TASK INSTRUCTIONS → Of the lines below, how many hold the string "предложение"? Give only the number.

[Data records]
◆ ◆ ◆ ◆ ◆
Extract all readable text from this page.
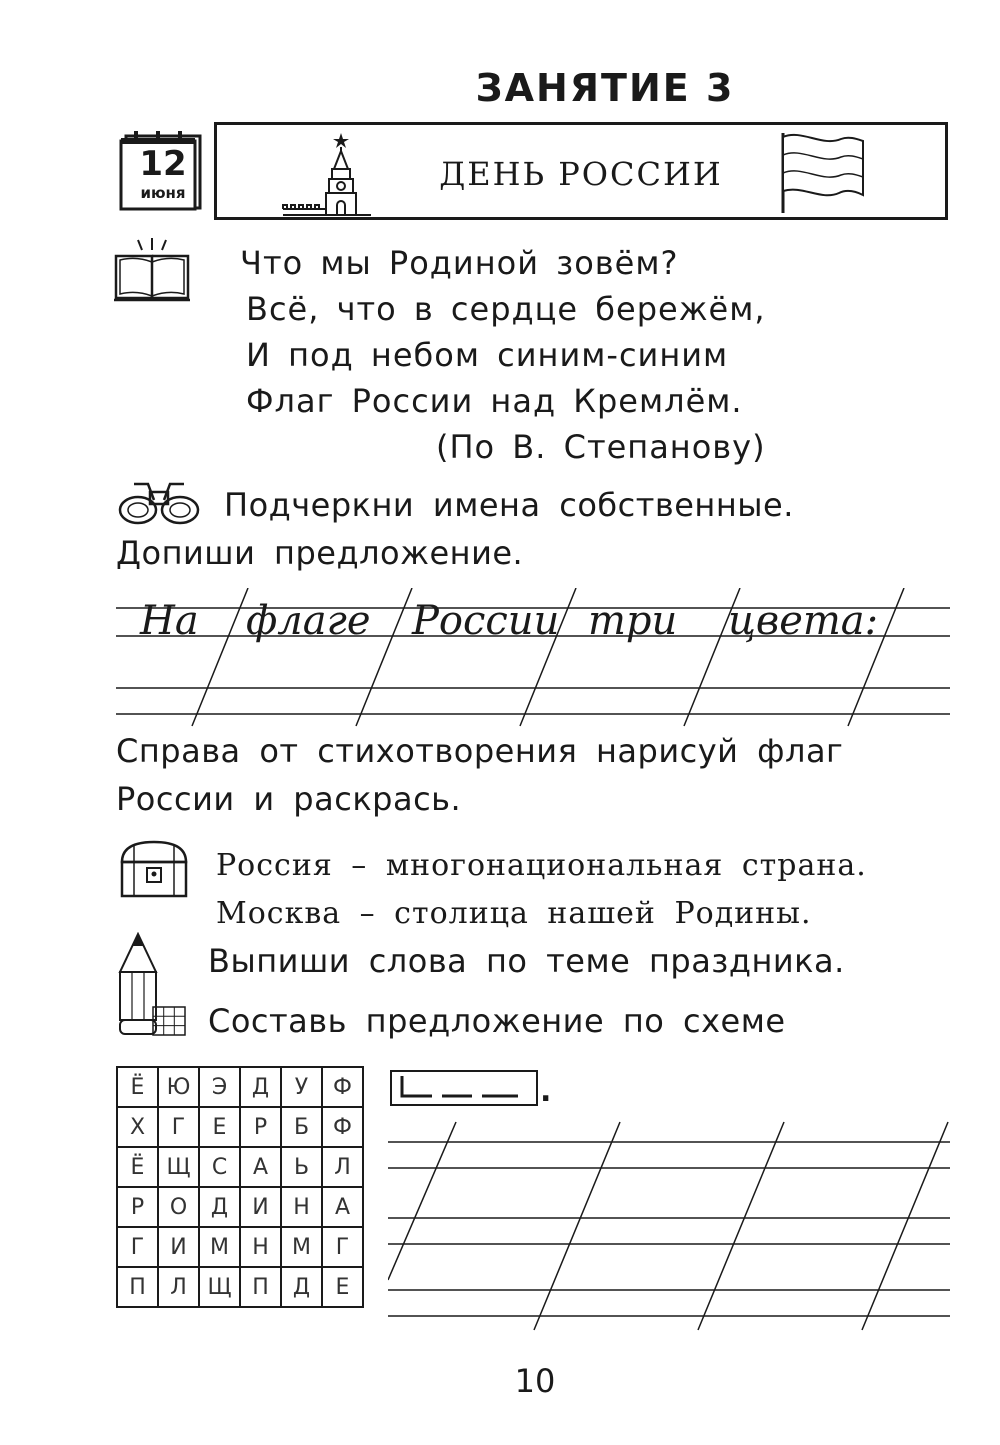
ЗАНЯТИЕ 3
12
июня	ДЕНЬ РОССИИ
Что мы Родиной зовём?
Всё, что в сердце бережём,
И под небом синим-синим
Флаг России над Кремлём.
(По В. Степанову)
Подчеркни имена собственные.
Допиши предложение.
На флаге России три цвета:
Справа от стихотворения нарисуй флаг
России и раскрась.
Россия – многонациональная страна.
Москва – столица нашей Родины.
Выпиши слова по теме праздника.
Составь предложение по схеме
Ё	Ю	Э	Д	У	Ф
Х	Г	Е	Р	Б	Ф
Ё	Щ	С	А	Ь	Л
Р	О	Д	И	Н	А
Г	И	М	Н	М	Г
П	Л	Щ	П	Д	Е
.
10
◆ ◆ ◆ ◆ ◆
ANSWER TO THE PROBLEM → 2